**Exercise prompt:**
Transcribe the entries below exactly; leave every image out.
start
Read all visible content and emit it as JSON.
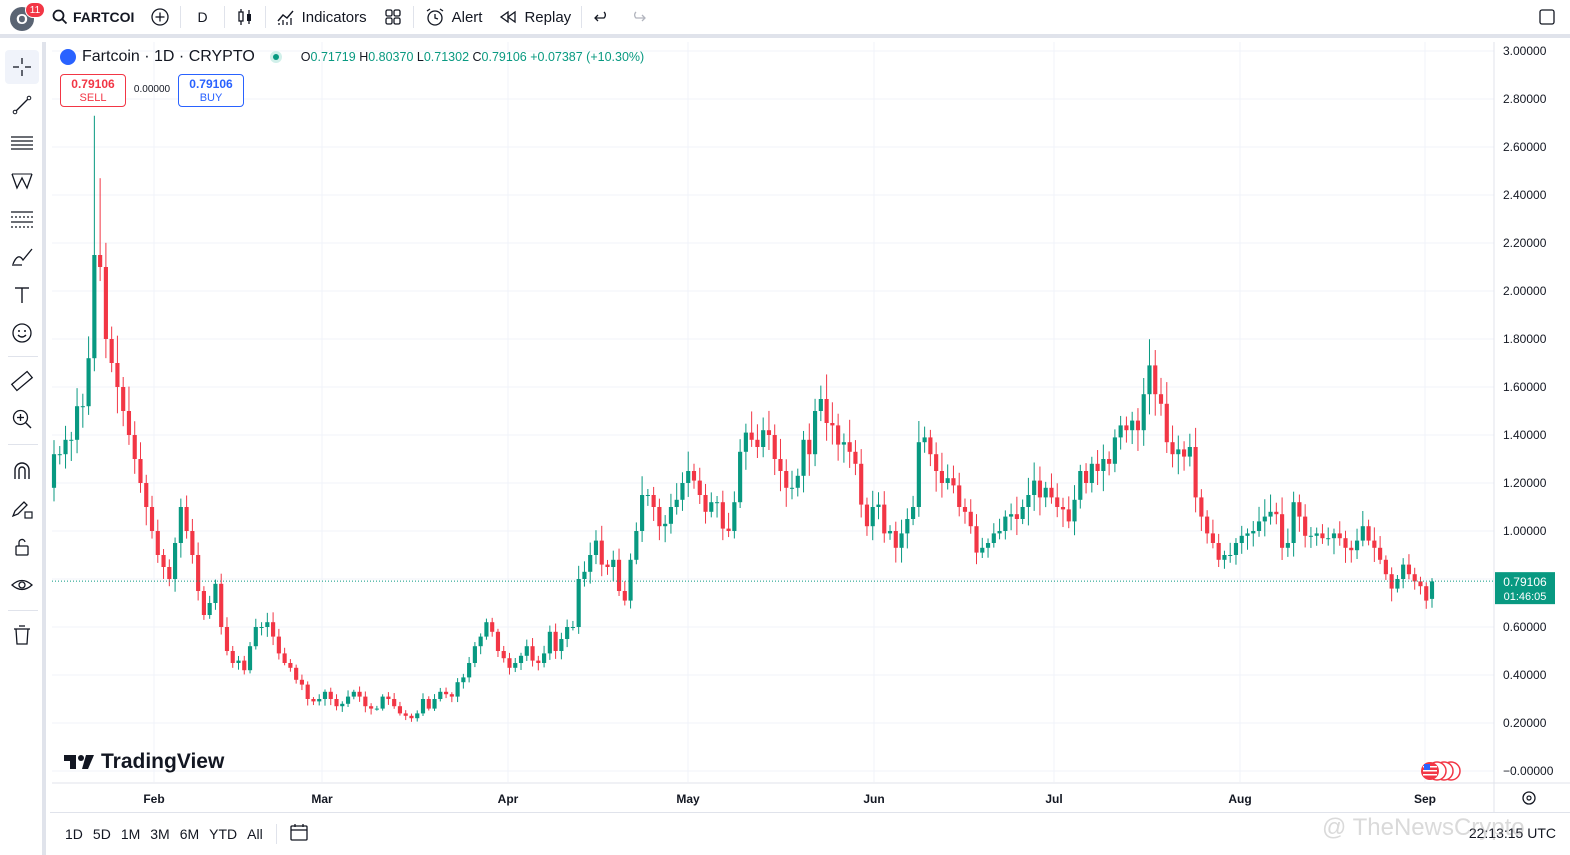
{
  "topbar": {
    "notification_count": "11",
    "avatar_letter": "O",
    "symbol": "FARTCOI",
    "interval": "D",
    "indicators_label": "Indicators",
    "alert_label": "Alert",
    "replay_label": "Replay"
  },
  "legend": {
    "title": "Fartcoin · 1D · CRYPTO",
    "o_label": "O",
    "o_value": "0.71719",
    "h_label": "H",
    "h_value": "0.80370",
    "l_label": "L",
    "l_value": "0.71302",
    "c_label": "C",
    "c_value": "0.79106",
    "change": "+0.07387 (+10.30%)"
  },
  "trade": {
    "sell_price": "0.79106",
    "sell_label": "SELL",
    "spread": "0.00000",
    "buy_price": "0.79106",
    "buy_label": "BUY"
  },
  "brand": {
    "logo_text": "TradingView"
  },
  "bottombar": {
    "ranges": [
      "1D",
      "5D",
      "1M",
      "3M",
      "6M",
      "YTD",
      "All"
    ],
    "time": "22:13:15 UTC"
  },
  "watermark": "@ TheNewsCrypto",
  "price_label": {
    "price": "0.79106",
    "countdown": "01:46:05"
  },
  "colors": {
    "up": "#089981",
    "down": "#f23645",
    "grid": "#f0f3fa"
  },
  "chart_data": {
    "type": "candlestick",
    "title": "Fartcoin · 1D · CRYPTO",
    "x_ticks": [
      "Feb",
      "Mar",
      "Apr",
      "May",
      "Jun",
      "Jul",
      "Aug",
      "Sep"
    ],
    "y_ticks": [
      "3.00000",
      "2.80000",
      "2.60000",
      "2.40000",
      "2.20000",
      "2.00000",
      "1.80000",
      "1.60000",
      "1.40000",
      "1.20000",
      "1.00000",
      "0.80000",
      "0.60000",
      "0.40000",
      "0.20000",
      "−0.00000"
    ],
    "ylim": [
      -0.02,
      3.02
    ],
    "last_price": 0.79106,
    "closes": [
      1.32,
      1.32,
      1.38,
      1.38,
      1.52,
      1.52,
      1.72,
      2.15,
      2.1,
      1.8,
      1.7,
      1.6,
      1.5,
      1.4,
      1.3,
      1.2,
      1.1,
      1.0,
      0.9,
      0.85,
      0.8,
      0.95,
      1.1,
      1.0,
      0.9,
      0.75,
      0.65,
      0.7,
      0.78,
      0.6,
      0.5,
      0.45,
      0.46,
      0.42,
      0.52,
      0.6,
      0.6,
      0.62,
      0.56,
      0.49,
      0.45,
      0.43,
      0.38,
      0.36,
      0.3,
      0.29,
      0.3,
      0.33,
      0.3,
      0.27,
      0.28,
      0.31,
      0.33,
      0.31,
      0.27,
      0.26,
      0.26,
      0.31,
      0.3,
      0.27,
      0.24,
      0.23,
      0.22,
      0.24,
      0.3,
      0.26,
      0.3,
      0.33,
      0.32,
      0.31,
      0.37,
      0.39,
      0.45,
      0.52,
      0.56,
      0.62,
      0.58,
      0.5,
      0.47,
      0.43,
      0.45,
      0.48,
      0.52,
      0.46,
      0.45,
      0.49,
      0.58,
      0.5,
      0.55,
      0.6,
      0.6,
      0.8,
      0.83,
      0.9,
      0.96,
      0.86,
      0.85,
      0.88,
      0.75,
      0.71,
      0.88,
      1.0,
      1.15,
      1.15,
      1.1,
      1.02,
      1.03,
      1.1,
      1.13,
      1.2,
      1.25,
      1.21,
      1.15,
      1.08,
      1.12,
      1.12,
      1.01,
      1.0,
      1.12,
      1.33,
      1.41,
      1.38,
      1.35,
      1.42,
      1.4,
      1.3,
      1.25,
      1.18,
      1.18,
      1.23,
      1.38,
      1.32,
      1.5,
      1.55,
      1.45,
      1.44,
      1.36,
      1.37,
      1.33,
      1.28,
      1.11,
      1.02,
      1.1,
      1.11,
      0.99,
      1.0,
      0.93,
      0.99,
      1.05,
      1.1,
      1.37,
      1.39,
      1.32,
      1.25,
      1.2,
      1.22,
      1.19,
      1.1,
      1.08,
      1.02,
      0.91,
      0.93,
      0.95,
      0.99,
      1.0,
      1.06,
      1.07,
      1.05,
      1.1,
      1.15,
      1.21,
      1.14,
      1.18,
      1.14,
      1.1,
      1.09,
      1.04,
      1.13,
      1.25,
      1.2,
      1.28,
      1.25,
      1.3,
      1.28,
      1.39,
      1.44,
      1.42,
      1.46,
      1.42,
      1.57,
      1.69,
      1.57,
      1.53,
      1.37,
      1.32,
      1.34,
      1.31,
      1.35,
      1.14,
      1.06,
      0.99,
      0.95,
      0.88,
      0.9,
      0.9,
      0.95,
      0.98,
      0.99,
      1.0,
      1.04,
      1.06,
      1.08,
      1.07,
      0.93,
      0.95,
      1.12,
      1.06,
      0.98,
      0.98,
      0.99,
      0.97,
      0.97,
      0.99,
      0.97,
      0.93,
      0.92,
      0.96,
      1.02,
      0.96,
      0.93,
      0.88,
      0.82,
      0.76,
      0.8,
      0.86,
      0.82,
      0.79,
      0.77,
      0.71,
      0.79
    ]
  }
}
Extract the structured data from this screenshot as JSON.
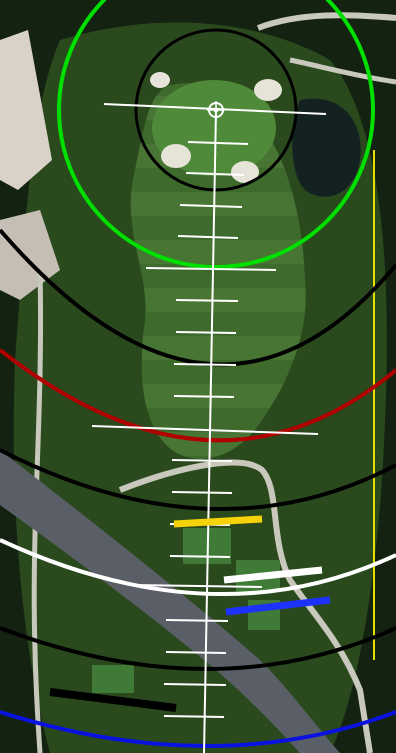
{
  "map": {
    "kind": "golf hole yardage overlay on satellite imagery",
    "colors": {
      "aim_line": "#ffffff",
      "pin_marker": "#ffffff",
      "green_circle": "#00e000",
      "inner_circle": "#000000",
      "distance_arc_black": "#000000",
      "distance_arc_red": "#b00000",
      "distance_arc_white": "#ffffff",
      "distance_arc_blue": "#0a12e0",
      "hazard_line": "#e6e000",
      "tee_yellow": "#f5d20a",
      "tee_white": "#ffffff",
      "tee_blue": "#1e32ff",
      "tee_black": "#000000",
      "fairway": "#3e6a2c",
      "rough": "#2a4a1e",
      "trees": "#142311",
      "road": "#5a5e66",
      "cart_path": "#c8c8bc",
      "bunker": "#e6e4d8",
      "water": "#132221",
      "tee_box": "#3f7a36",
      "rooftop": "#d8d2c8"
    },
    "distance_arcs": [
      "black",
      "red",
      "black",
      "white",
      "black",
      "blue"
    ],
    "tee_markers": [
      "yellow",
      "white",
      "blue",
      "black"
    ],
    "icons": [
      "pin-crosshair-icon"
    ]
  }
}
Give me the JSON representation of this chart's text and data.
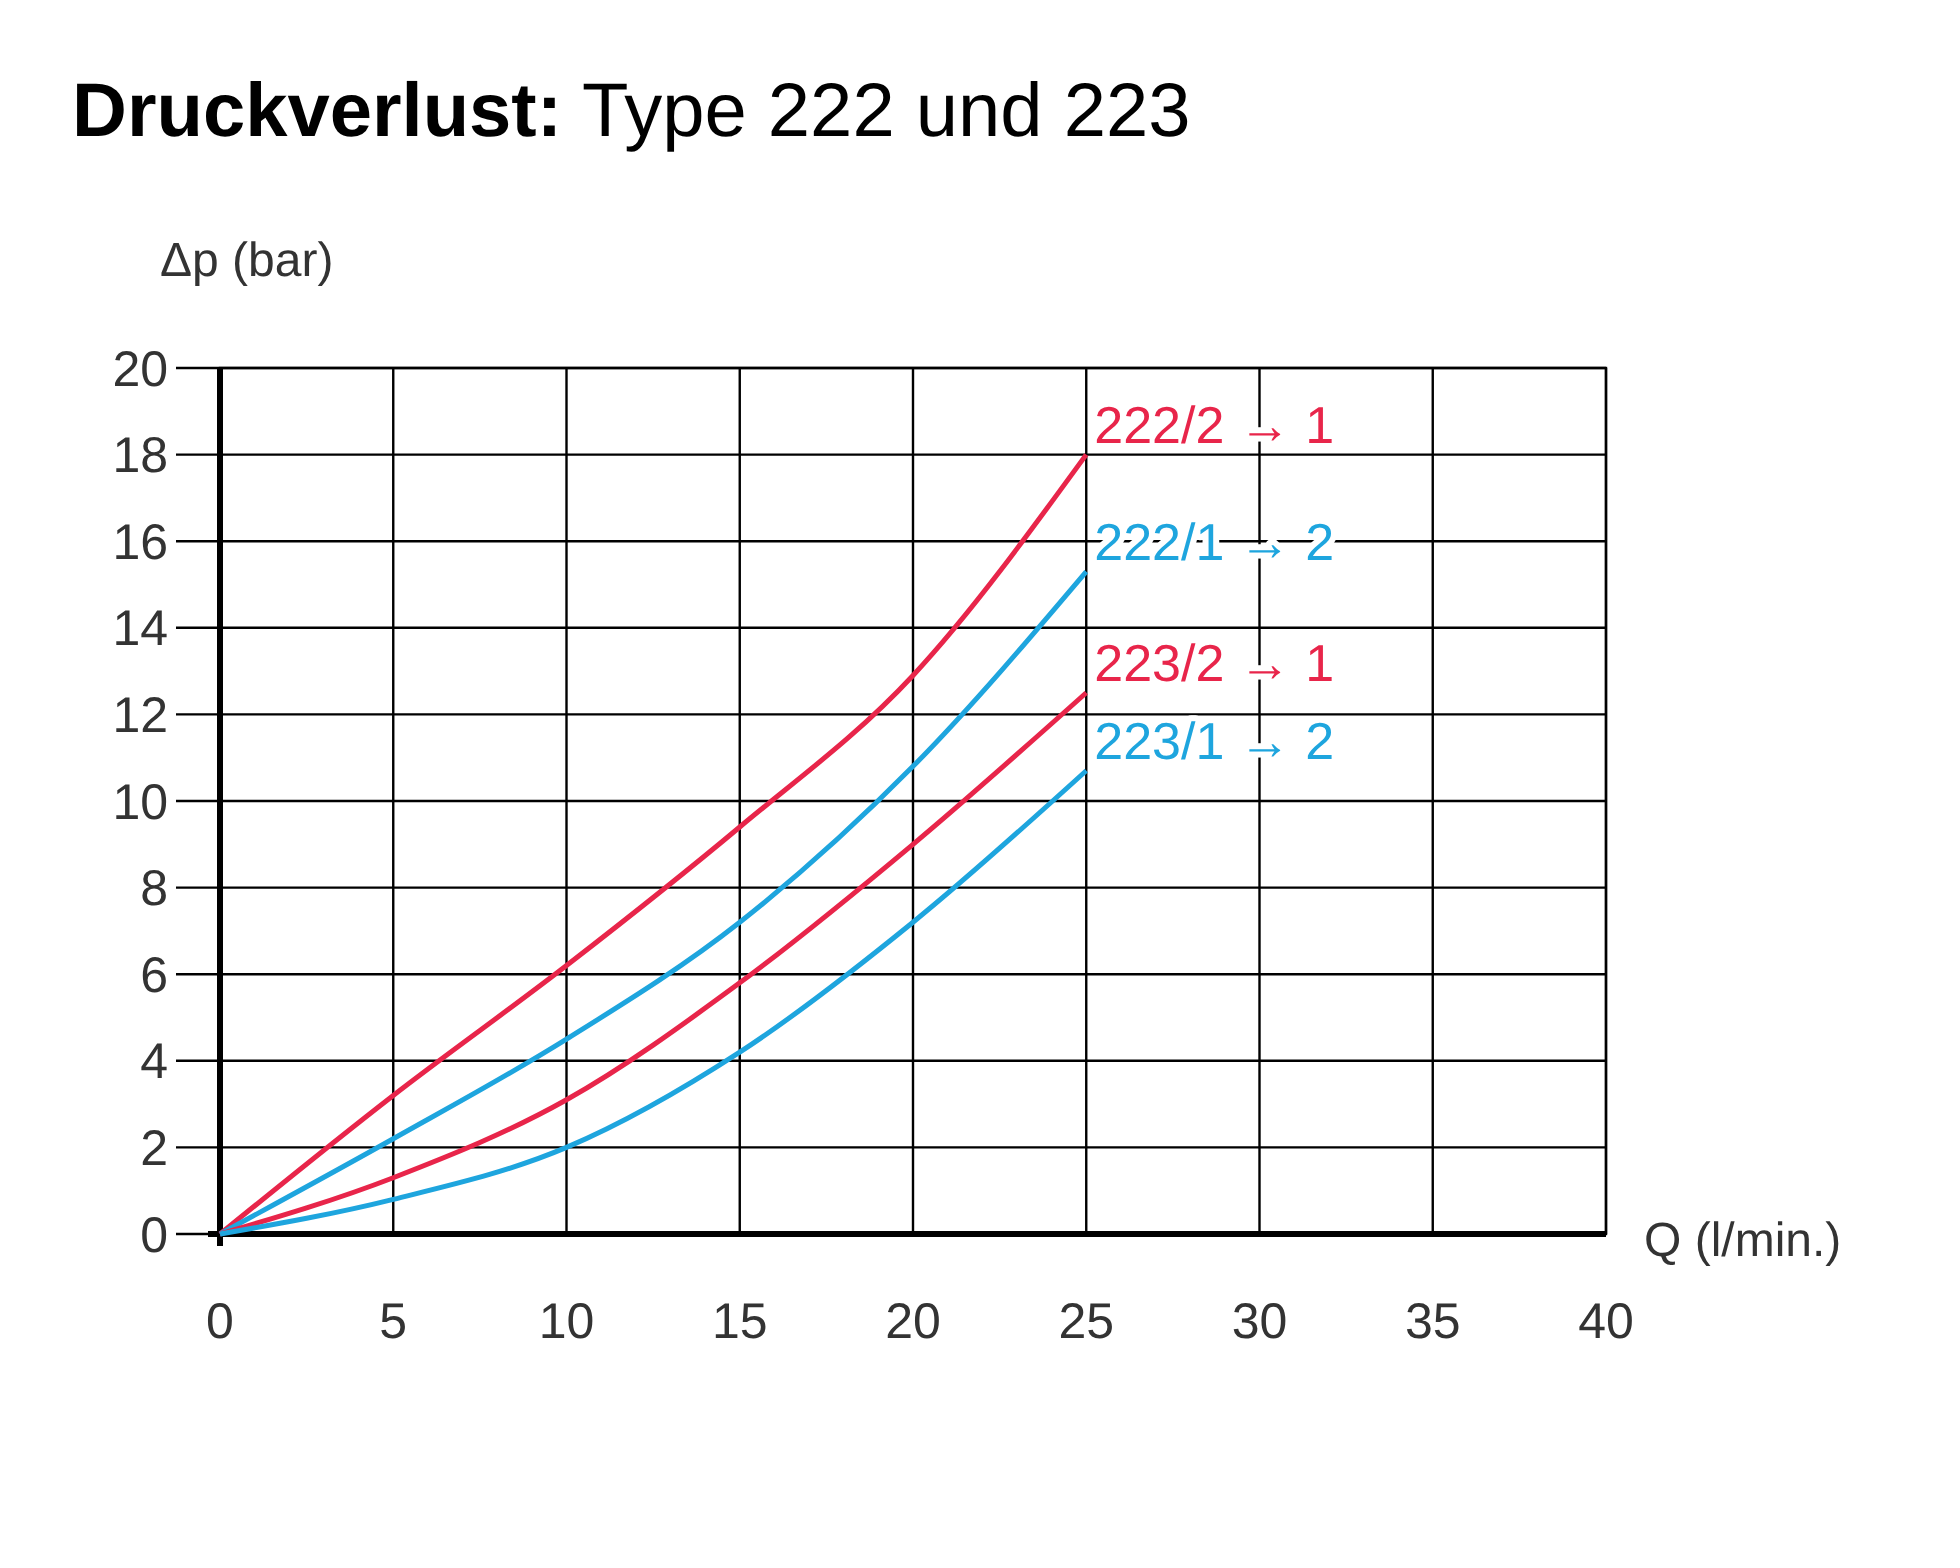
{
  "chart_data": {
    "type": "line",
    "title": "Druckverlust:",
    "subtitle": "Type 222 und 223",
    "xlabel": "Q (l/min.)",
    "ylabel": "Δp (bar)",
    "x": [
      0,
      5,
      10,
      15,
      20,
      25
    ],
    "series": [
      {
        "name": "222/2 → 1",
        "color": "#e8254a",
        "values": [
          0,
          3.2,
          6.2,
          9.4,
          12.9,
          18
        ]
      },
      {
        "name": "222/1 → 2",
        "color": "#1ea5de",
        "values": [
          0,
          2.2,
          4.5,
          7.2,
          10.8,
          15.3
        ]
      },
      {
        "name": "223/2 → 1",
        "color": "#e8254a",
        "values": [
          0,
          1.3,
          3.1,
          5.8,
          9.0,
          12.5
        ]
      },
      {
        "name": "223/1 → 2",
        "color": "#1ea5de",
        "values": [
          0,
          0.8,
          2.0,
          4.2,
          7.2,
          10.7
        ]
      }
    ],
    "xlim": [
      0,
      40
    ],
    "xticks": [
      0,
      5,
      10,
      15,
      20,
      25,
      30,
      35,
      40
    ],
    "ylim": [
      0,
      20
    ],
    "yticks": [
      0,
      2,
      4,
      6,
      8,
      10,
      12,
      14,
      16,
      18,
      20
    ],
    "grid": true,
    "legend": false,
    "marker": "none",
    "line_style": "solid"
  }
}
end
**Result for this task:**
Read all visible content and emit it as JSON.
{
  "topbar": {
    "notification_count": "11",
    "avatar_letter": "O",
    "symbol": "FARTCOI",
    "interval": "D",
    "indicators_label": "Indicators",
    "alert_label": "Alert",
    "replay_label": "Replay"
  },
  "legend": {
    "title": "Fartcoin · 1D · CRYPTO",
    "o_label": "O",
    "o_value": "0.71719",
    "h_label": "H",
    "h_value": "0.80370",
    "l_label": "L",
    "l_value": "0.71302",
    "c_label": "C",
    "c_value": "0.79106",
    "change": "+0.07387 (+10.30%)"
  },
  "trade": {
    "sell_price": "0.79106",
    "sell_label": "SELL",
    "spread": "0.00000",
    "buy_price": "0.79106",
    "buy_label": "BUY"
  },
  "brand": {
    "logo_text": "TradingView"
  },
  "bottombar": {
    "ranges": [
      "1D",
      "5D",
      "1M",
      "3M",
      "6M",
      "YTD",
      "All"
    ],
    "time": "22:13:15 UTC"
  },
  "watermark": "@ TheNewsCrypto",
  "price_label": {
    "price": "0.79106",
    "countdown": "01:46:05"
  },
  "colors": {
    "up": "#089981",
    "down": "#f23645",
    "grid": "#f0f3fa"
  },
  "chart_data": {
    "type": "candlestick",
    "title": "Fartcoin · 1D · CRYPTO",
    "x_ticks": [
      "Feb",
      "Mar",
      "Apr",
      "May",
      "Jun",
      "Jul",
      "Aug",
      "Sep"
    ],
    "y_ticks": [
      "3.00000",
      "2.80000",
      "2.60000",
      "2.40000",
      "2.20000",
      "2.00000",
      "1.80000",
      "1.60000",
      "1.40000",
      "1.20000",
      "1.00000",
      "0.80000",
      "0.60000",
      "0.40000",
      "0.20000",
      "−0.00000"
    ],
    "ylim": [
      -0.02,
      3.02
    ],
    "last_price": 0.79106,
    "closes": [
      1.32,
      1.32,
      1.38,
      1.38,
      1.52,
      1.52,
      1.72,
      2.15,
      2.1,
      1.8,
      1.7,
      1.6,
      1.5,
      1.4,
      1.3,
      1.2,
      1.1,
      1.0,
      0.9,
      0.85,
      0.8,
      0.95,
      1.1,
      1.0,
      0.9,
      0.75,
      0.65,
      0.7,
      0.78,
      0.6,
      0.5,
      0.45,
      0.46,
      0.42,
      0.52,
      0.6,
      0.6,
      0.62,
      0.56,
      0.49,
      0.45,
      0.43,
      0.38,
      0.36,
      0.3,
      0.29,
      0.3,
      0.33,
      0.3,
      0.27,
      0.28,
      0.31,
      0.33,
      0.31,
      0.27,
      0.26,
      0.26,
      0.31,
      0.3,
      0.27,
      0.24,
      0.23,
      0.22,
      0.24,
      0.3,
      0.26,
      0.3,
      0.33,
      0.32,
      0.31,
      0.37,
      0.39,
      0.45,
      0.52,
      0.56,
      0.62,
      0.58,
      0.5,
      0.47,
      0.43,
      0.45,
      0.48,
      0.52,
      0.46,
      0.45,
      0.49,
      0.58,
      0.5,
      0.55,
      0.6,
      0.6,
      0.8,
      0.83,
      0.9,
      0.96,
      0.86,
      0.85,
      0.88,
      0.75,
      0.71,
      0.88,
      1.0,
      1.15,
      1.15,
      1.1,
      1.02,
      1.03,
      1.1,
      1.13,
      1.2,
      1.25,
      1.21,
      1.15,
      1.08,
      1.12,
      1.12,
      1.01,
      1.0,
      1.12,
      1.33,
      1.41,
      1.38,
      1.35,
      1.42,
      1.4,
      1.3,
      1.25,
      1.18,
      1.18,
      1.23,
      1.38,
      1.32,
      1.5,
      1.55,
      1.45,
      1.44,
      1.36,
      1.37,
      1.33,
      1.28,
      1.11,
      1.02,
      1.1,
      1.11,
      0.99,
      1.0,
      0.93,
      0.99,
      1.05,
      1.1,
      1.37,
      1.39,
      1.32,
      1.25,
      1.2,
      1.22,
      1.19,
      1.1,
      1.08,
      1.02,
      0.91,
      0.93,
      0.95,
      0.99,
      1.0,
      1.06,
      1.07,
      1.05,
      1.1,
      1.15,
      1.21,
      1.14,
      1.18,
      1.14,
      1.1,
      1.09,
      1.04,
      1.13,
      1.25,
      1.2,
      1.28,
      1.25,
      1.3,
      1.28,
      1.39,
      1.44,
      1.42,
      1.46,
      1.42,
      1.57,
      1.69,
      1.57,
      1.53,
      1.37,
      1.32,
      1.34,
      1.31,
      1.35,
      1.14,
      1.06,
      0.99,
      0.95,
      0.88,
      0.9,
      0.9,
      0.95,
      0.98,
      0.99,
      1.0,
      1.04,
      1.06,
      1.08,
      1.07,
      0.93,
      0.95,
      1.12,
      1.06,
      0.98,
      0.98,
      0.99,
      0.97,
      0.97,
      0.99,
      0.97,
      0.93,
      0.92,
      0.96,
      1.02,
      0.96,
      0.93,
      0.88,
      0.82,
      0.76,
      0.8,
      0.86,
      0.82,
      0.79,
      0.77,
      0.71,
      0.79
    ]
  }
}
Extract the structured data from this screenshot as JSON.
{
  "map": {
    "kind": "golf hole yardage overlay on satellite imagery",
    "colors": {
      "aim_line": "#ffffff",
      "pin_marker": "#ffffff",
      "green_circle": "#00e000",
      "inner_circle": "#000000",
      "distance_arc_black": "#000000",
      "distance_arc_red": "#b00000",
      "distance_arc_white": "#ffffff",
      "distance_arc_blue": "#0a12e0",
      "hazard_line": "#e6e000",
      "tee_yellow": "#f5d20a",
      "tee_white": "#ffffff",
      "tee_blue": "#1e32ff",
      "tee_black": "#000000",
      "fairway": "#3e6a2c",
      "rough": "#2a4a1e",
      "trees": "#142311",
      "road": "#5a5e66",
      "cart_path": "#c8c8bc",
      "bunker": "#e6e4d8",
      "water": "#132221",
      "tee_box": "#3f7a36",
      "rooftop": "#d8d2c8"
    },
    "distance_arcs": [
      "black",
      "red",
      "black",
      "white",
      "black",
      "blue"
    ],
    "tee_markers": [
      "yellow",
      "white",
      "blue",
      "black"
    ],
    "icons": [
      "pin-crosshair-icon"
    ]
  }
}
Give me the JSON representation of this chart's text and data.
{
  "chart_data": {
    "type": "line",
    "title": "Druckverlust:",
    "subtitle": "Type 222 und 223",
    "xlabel": "Q (l/min.)",
    "ylabel": "Δp (bar)",
    "x": [
      0,
      5,
      10,
      15,
      20,
      25
    ],
    "series": [
      {
        "name": "222/2 → 1",
        "color": "#e8254a",
        "values": [
          0,
          3.2,
          6.2,
          9.4,
          12.9,
          18
        ]
      },
      {
        "name": "222/1 → 2",
        "color": "#1ea5de",
        "values": [
          0,
          2.2,
          4.5,
          7.2,
          10.8,
          15.3
        ]
      },
      {
        "name": "223/2 → 1",
        "color": "#e8254a",
        "values": [
          0,
          1.3,
          3.1,
          5.8,
          9.0,
          12.5
        ]
      },
      {
        "name": "223/1 → 2",
        "color": "#1ea5de",
        "values": [
          0,
          0.8,
          2.0,
          4.2,
          7.2,
          10.7
        ]
      }
    ],
    "xlim": [
      0,
      40
    ],
    "xticks": [
      0,
      5,
      10,
      15,
      20,
      25,
      30,
      35,
      40
    ],
    "ylim": [
      0,
      20
    ],
    "yticks": [
      0,
      2,
      4,
      6,
      8,
      10,
      12,
      14,
      16,
      18,
      20
    ],
    "grid": true,
    "legend": false,
    "marker": "none",
    "line_style": "solid"
  }
}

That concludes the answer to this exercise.